→ **Brief**
Report each line of the data that includes the word "Days".

## start Dataset entries

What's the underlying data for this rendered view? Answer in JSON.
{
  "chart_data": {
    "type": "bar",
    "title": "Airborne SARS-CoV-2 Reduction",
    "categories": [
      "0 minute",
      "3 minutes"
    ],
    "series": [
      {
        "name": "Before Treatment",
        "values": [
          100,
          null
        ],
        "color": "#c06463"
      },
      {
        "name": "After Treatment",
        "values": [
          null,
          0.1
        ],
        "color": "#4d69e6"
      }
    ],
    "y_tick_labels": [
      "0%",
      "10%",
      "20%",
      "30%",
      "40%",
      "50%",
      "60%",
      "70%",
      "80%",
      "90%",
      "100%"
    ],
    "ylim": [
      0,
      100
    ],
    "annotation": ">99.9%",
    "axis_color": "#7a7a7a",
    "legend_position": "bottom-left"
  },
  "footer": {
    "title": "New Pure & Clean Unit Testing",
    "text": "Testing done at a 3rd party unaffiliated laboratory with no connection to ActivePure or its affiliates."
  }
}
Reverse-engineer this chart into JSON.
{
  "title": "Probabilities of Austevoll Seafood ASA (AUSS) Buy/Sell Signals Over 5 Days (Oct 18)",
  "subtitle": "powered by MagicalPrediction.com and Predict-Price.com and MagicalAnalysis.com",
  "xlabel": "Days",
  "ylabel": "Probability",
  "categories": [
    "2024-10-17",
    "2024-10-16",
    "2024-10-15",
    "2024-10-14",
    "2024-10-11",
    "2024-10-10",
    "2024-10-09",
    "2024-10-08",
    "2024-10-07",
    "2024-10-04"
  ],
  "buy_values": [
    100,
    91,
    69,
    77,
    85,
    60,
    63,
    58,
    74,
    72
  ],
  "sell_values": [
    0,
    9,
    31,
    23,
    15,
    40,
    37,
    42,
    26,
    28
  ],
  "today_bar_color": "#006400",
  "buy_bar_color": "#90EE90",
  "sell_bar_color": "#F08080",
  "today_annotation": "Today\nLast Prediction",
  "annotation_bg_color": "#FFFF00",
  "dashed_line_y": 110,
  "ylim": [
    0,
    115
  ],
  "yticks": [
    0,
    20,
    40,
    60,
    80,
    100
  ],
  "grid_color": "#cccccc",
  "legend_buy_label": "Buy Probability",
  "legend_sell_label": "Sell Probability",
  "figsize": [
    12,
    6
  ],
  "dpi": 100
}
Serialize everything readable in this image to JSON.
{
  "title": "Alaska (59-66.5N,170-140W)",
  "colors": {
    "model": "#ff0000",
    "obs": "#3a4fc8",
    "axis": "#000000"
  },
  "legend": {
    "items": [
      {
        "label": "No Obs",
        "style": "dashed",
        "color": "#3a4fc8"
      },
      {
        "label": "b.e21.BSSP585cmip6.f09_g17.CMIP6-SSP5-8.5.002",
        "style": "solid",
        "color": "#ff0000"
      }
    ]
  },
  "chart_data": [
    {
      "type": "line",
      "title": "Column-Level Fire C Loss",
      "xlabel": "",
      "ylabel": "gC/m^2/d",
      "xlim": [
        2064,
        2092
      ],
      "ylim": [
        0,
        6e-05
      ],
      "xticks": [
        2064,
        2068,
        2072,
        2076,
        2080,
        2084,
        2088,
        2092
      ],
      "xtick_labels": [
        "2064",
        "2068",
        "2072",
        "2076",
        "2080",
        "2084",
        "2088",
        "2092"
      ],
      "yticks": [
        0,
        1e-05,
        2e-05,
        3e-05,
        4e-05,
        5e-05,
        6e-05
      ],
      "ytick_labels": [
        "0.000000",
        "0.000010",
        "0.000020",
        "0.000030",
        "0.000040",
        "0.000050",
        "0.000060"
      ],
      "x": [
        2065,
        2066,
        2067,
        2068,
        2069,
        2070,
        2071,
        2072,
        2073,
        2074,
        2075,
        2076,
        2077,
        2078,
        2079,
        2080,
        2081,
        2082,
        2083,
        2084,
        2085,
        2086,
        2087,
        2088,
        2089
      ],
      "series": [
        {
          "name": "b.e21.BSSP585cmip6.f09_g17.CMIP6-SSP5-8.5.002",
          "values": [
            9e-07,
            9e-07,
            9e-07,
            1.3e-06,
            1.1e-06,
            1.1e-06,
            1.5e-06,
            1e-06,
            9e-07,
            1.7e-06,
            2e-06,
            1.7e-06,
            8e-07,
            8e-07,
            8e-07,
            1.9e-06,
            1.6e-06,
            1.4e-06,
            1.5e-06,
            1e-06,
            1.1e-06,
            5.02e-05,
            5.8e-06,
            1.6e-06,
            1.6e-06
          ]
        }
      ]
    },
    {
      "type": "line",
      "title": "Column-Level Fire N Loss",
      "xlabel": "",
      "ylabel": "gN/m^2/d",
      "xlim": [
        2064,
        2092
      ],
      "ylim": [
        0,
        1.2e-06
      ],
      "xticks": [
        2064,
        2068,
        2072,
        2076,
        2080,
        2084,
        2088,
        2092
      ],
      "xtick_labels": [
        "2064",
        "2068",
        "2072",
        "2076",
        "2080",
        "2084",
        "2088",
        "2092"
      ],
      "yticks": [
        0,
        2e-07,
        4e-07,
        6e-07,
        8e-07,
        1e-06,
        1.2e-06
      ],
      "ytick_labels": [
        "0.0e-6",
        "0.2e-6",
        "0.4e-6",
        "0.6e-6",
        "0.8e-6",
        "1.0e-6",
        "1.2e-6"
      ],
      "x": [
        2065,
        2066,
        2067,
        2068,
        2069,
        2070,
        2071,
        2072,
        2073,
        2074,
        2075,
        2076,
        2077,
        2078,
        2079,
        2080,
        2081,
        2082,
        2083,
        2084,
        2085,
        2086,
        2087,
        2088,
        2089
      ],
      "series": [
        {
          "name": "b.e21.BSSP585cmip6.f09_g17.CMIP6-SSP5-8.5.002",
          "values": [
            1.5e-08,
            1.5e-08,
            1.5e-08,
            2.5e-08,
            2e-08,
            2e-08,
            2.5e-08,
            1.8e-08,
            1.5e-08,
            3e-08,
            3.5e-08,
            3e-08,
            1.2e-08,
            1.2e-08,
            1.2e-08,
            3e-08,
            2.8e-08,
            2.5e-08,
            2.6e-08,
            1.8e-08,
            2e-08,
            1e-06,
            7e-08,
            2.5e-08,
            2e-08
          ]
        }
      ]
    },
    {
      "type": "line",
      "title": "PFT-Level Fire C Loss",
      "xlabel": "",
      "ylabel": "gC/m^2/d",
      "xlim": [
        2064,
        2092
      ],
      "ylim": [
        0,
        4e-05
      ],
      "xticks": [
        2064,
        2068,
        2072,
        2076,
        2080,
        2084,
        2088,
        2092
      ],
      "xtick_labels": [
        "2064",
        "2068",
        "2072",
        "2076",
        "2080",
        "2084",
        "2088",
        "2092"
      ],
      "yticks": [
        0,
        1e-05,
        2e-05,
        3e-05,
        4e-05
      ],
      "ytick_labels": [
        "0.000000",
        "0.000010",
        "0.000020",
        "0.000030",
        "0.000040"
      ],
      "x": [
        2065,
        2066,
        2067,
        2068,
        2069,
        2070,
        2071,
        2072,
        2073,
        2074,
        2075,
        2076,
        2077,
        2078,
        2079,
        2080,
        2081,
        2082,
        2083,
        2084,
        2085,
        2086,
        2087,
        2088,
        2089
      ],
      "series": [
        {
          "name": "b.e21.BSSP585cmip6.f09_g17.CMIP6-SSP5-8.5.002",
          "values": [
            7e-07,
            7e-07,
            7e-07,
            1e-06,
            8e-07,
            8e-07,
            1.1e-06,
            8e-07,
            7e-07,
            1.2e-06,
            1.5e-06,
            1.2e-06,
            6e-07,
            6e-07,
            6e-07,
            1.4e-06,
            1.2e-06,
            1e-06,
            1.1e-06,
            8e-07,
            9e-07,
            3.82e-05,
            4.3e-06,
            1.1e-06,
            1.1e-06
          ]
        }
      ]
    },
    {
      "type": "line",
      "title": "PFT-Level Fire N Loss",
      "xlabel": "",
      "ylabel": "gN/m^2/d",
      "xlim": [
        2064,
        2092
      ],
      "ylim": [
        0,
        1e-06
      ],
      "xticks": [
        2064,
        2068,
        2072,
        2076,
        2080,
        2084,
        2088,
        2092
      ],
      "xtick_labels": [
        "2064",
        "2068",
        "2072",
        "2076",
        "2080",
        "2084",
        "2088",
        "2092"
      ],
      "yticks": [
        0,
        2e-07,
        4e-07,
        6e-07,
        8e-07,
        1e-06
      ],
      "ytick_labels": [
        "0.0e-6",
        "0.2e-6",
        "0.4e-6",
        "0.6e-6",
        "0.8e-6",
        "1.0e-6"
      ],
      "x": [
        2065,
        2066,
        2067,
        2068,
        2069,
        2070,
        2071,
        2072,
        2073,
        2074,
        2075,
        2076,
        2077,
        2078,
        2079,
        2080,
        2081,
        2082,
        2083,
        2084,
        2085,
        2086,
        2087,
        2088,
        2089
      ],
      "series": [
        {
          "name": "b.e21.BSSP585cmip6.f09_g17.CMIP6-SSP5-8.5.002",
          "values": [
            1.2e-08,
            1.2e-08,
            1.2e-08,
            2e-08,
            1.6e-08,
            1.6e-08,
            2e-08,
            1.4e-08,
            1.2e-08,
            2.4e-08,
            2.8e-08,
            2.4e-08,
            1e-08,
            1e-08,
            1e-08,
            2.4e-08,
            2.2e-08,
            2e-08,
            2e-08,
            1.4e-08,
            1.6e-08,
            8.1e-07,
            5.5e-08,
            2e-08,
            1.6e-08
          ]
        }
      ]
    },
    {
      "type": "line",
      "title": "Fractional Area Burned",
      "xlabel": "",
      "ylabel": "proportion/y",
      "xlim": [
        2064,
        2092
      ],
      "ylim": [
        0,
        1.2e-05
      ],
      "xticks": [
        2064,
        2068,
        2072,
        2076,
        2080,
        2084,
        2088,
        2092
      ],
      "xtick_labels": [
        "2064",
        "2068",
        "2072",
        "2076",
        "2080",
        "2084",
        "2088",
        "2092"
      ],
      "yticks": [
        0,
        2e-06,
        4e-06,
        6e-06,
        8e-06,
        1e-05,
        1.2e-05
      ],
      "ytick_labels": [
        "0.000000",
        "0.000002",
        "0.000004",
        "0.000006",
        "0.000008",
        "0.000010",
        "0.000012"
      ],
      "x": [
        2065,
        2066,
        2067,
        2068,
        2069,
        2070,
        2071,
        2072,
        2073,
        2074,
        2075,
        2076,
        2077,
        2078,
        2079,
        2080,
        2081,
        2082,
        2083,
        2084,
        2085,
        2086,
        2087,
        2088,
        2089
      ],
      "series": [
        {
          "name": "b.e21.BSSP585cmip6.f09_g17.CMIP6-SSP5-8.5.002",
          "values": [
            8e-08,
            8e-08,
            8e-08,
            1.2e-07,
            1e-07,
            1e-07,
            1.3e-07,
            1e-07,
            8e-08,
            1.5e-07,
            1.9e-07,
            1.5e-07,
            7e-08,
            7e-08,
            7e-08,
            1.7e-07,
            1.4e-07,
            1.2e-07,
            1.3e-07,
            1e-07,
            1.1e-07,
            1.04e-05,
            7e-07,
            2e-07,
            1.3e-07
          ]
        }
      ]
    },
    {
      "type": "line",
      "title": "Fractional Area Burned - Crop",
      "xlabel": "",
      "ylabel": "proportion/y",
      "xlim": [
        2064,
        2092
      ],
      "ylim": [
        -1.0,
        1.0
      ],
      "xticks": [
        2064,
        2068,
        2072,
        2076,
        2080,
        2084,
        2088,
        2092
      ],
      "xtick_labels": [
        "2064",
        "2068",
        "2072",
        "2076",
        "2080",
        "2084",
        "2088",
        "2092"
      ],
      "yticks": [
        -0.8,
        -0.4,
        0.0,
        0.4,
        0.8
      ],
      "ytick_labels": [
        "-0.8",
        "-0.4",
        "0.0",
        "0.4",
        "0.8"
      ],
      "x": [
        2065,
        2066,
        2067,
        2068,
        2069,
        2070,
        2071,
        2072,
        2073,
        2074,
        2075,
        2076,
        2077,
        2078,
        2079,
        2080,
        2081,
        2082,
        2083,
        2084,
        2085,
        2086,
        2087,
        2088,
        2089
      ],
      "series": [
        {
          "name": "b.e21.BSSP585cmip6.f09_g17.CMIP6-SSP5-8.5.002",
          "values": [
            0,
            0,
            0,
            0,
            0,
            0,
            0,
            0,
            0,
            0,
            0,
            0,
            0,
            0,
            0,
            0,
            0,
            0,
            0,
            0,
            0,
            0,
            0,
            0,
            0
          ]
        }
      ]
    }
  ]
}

## end Dataset entries

→ **Answer below**
  "title": "Probabilities of Austevoll Seafood ASA (AUSS) Buy/Sell Signals Over 5 Days (Oct 18)",
  "xlabel": "Days",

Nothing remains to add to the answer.